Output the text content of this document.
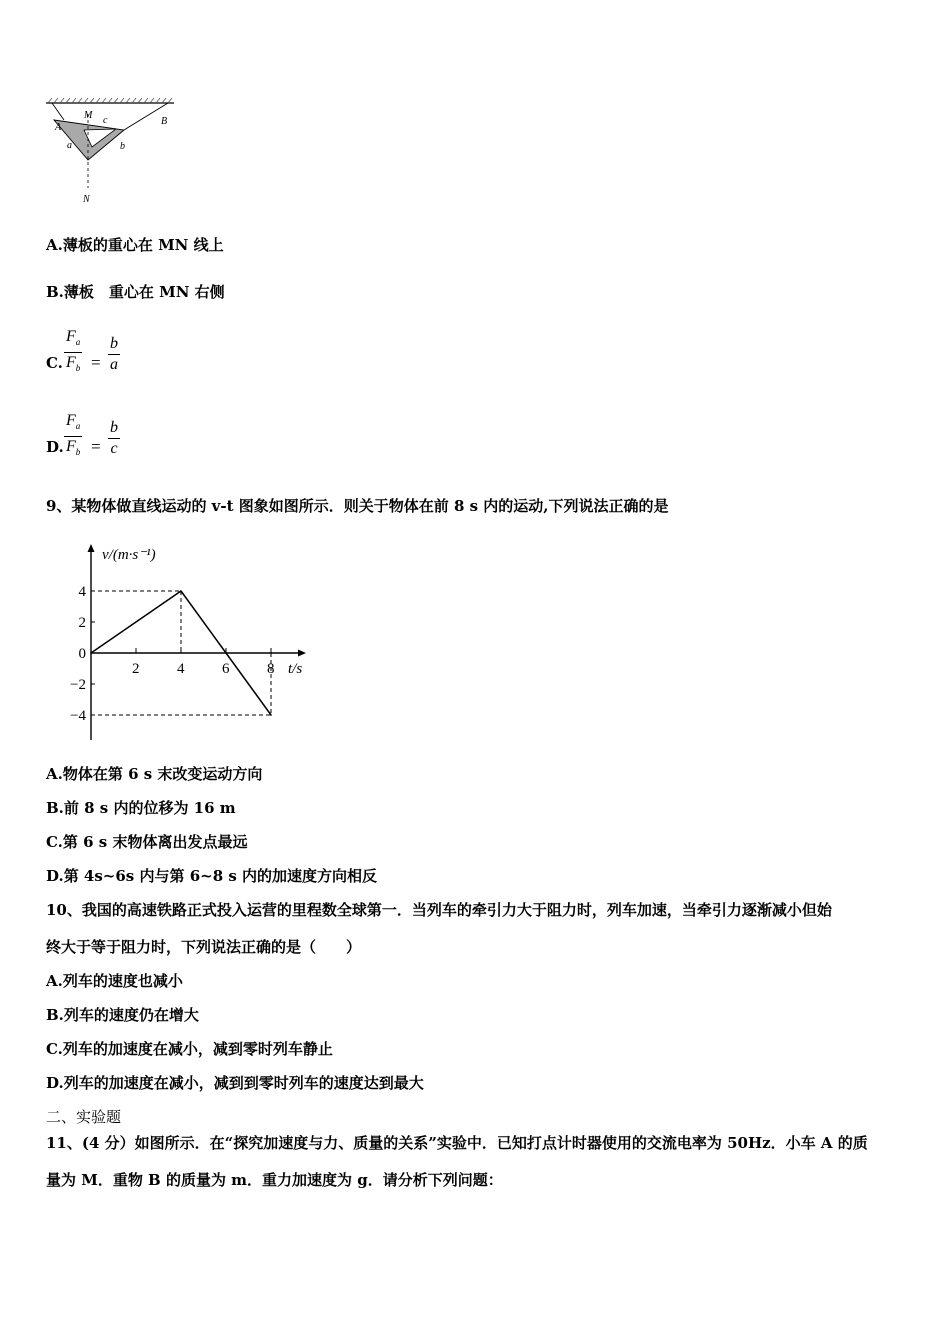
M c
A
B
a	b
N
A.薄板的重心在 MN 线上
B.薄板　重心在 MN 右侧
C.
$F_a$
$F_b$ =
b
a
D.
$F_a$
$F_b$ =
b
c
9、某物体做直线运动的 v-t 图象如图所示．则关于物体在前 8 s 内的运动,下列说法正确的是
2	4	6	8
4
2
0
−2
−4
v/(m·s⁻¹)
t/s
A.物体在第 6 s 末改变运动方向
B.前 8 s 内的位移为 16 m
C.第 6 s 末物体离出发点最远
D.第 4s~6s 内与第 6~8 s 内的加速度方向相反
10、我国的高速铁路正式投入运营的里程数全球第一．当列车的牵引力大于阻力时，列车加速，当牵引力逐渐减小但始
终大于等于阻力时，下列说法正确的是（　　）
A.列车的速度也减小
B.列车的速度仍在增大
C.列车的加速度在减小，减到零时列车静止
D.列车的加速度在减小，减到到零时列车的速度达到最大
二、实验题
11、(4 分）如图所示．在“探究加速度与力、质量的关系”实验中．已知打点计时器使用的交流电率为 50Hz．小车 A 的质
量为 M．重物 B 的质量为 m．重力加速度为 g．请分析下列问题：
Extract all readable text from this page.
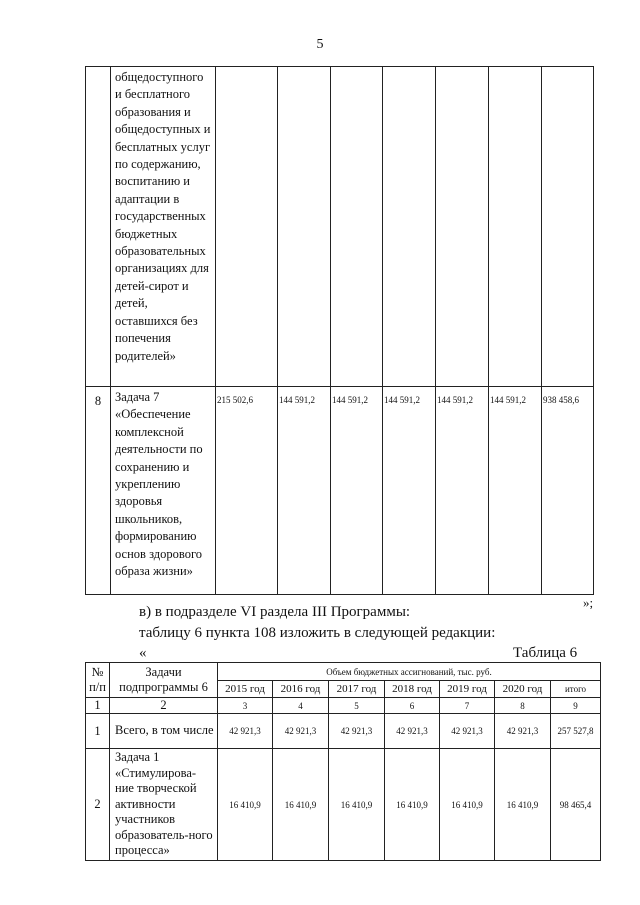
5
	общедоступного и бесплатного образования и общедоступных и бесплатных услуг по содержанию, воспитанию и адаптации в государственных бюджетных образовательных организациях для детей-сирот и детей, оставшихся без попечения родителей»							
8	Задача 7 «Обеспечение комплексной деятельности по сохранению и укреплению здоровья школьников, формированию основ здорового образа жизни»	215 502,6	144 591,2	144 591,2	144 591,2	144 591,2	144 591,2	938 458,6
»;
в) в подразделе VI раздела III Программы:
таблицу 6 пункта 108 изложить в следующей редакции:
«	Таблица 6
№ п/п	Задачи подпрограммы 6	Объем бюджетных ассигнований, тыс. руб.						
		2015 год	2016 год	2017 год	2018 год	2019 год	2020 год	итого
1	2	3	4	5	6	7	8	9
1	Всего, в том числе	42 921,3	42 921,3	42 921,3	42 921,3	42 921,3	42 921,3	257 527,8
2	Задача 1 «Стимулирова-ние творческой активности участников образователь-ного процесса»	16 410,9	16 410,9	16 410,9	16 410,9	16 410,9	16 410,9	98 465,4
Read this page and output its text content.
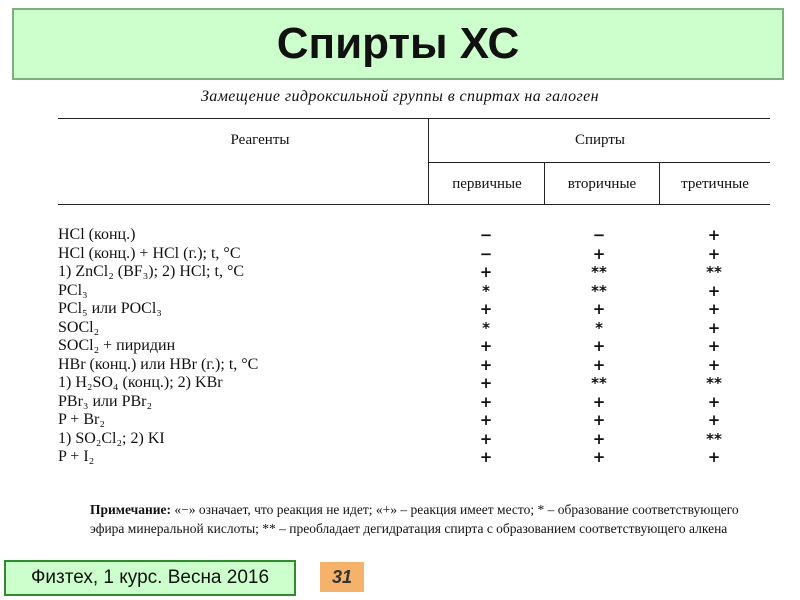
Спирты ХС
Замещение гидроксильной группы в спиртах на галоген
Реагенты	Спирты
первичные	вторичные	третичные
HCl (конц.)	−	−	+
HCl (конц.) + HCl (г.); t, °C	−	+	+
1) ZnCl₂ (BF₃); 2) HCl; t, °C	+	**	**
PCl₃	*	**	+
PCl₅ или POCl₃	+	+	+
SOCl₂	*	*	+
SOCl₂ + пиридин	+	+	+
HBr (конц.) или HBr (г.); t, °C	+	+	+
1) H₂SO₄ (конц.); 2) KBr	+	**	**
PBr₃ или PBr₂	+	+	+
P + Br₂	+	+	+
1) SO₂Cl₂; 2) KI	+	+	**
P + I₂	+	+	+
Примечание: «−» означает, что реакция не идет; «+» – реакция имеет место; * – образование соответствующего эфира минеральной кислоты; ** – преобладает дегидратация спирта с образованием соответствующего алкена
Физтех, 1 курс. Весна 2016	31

* * *

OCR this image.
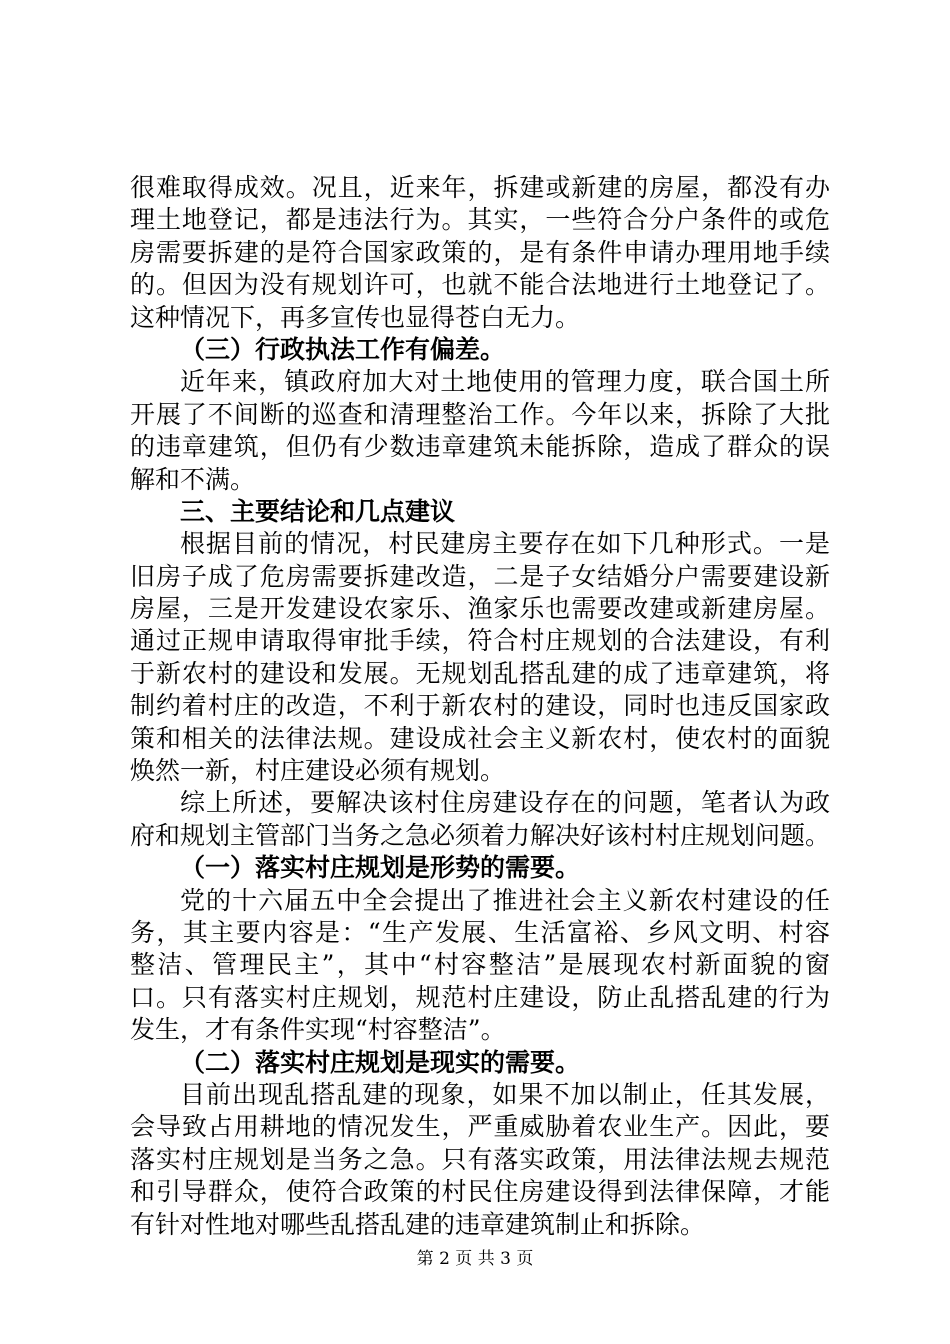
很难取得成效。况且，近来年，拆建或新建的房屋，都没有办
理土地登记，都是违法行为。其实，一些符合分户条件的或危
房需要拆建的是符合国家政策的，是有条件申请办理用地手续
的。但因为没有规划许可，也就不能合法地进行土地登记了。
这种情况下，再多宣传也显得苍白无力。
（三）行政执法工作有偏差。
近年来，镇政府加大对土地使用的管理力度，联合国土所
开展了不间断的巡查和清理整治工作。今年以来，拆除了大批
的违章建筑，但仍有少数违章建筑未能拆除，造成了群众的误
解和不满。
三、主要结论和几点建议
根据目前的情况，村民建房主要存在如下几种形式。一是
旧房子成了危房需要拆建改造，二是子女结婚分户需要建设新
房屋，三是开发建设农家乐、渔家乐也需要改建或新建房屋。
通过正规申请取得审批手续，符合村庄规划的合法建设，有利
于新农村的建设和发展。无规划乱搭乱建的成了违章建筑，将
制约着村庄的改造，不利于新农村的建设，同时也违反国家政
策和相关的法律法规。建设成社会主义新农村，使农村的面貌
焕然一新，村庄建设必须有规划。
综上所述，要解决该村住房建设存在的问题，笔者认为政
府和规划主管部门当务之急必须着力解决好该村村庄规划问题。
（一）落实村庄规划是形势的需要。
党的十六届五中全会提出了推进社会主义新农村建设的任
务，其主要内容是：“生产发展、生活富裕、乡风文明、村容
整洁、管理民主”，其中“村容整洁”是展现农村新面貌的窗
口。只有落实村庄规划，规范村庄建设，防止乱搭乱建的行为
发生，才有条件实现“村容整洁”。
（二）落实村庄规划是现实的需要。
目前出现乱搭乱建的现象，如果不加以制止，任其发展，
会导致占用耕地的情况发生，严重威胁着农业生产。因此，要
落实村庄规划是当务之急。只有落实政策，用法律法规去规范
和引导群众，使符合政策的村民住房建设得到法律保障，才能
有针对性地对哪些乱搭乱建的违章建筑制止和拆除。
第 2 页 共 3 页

◆ STATED GOAL
From the data above, pick out each line containing "村容整洁" and copy it.

◆ RESULT OF THE EXERCISE
整洁、管理民主”，其中“村容整洁”是展现农村新面貌的窗
发生，才有条件实现“村容整洁”。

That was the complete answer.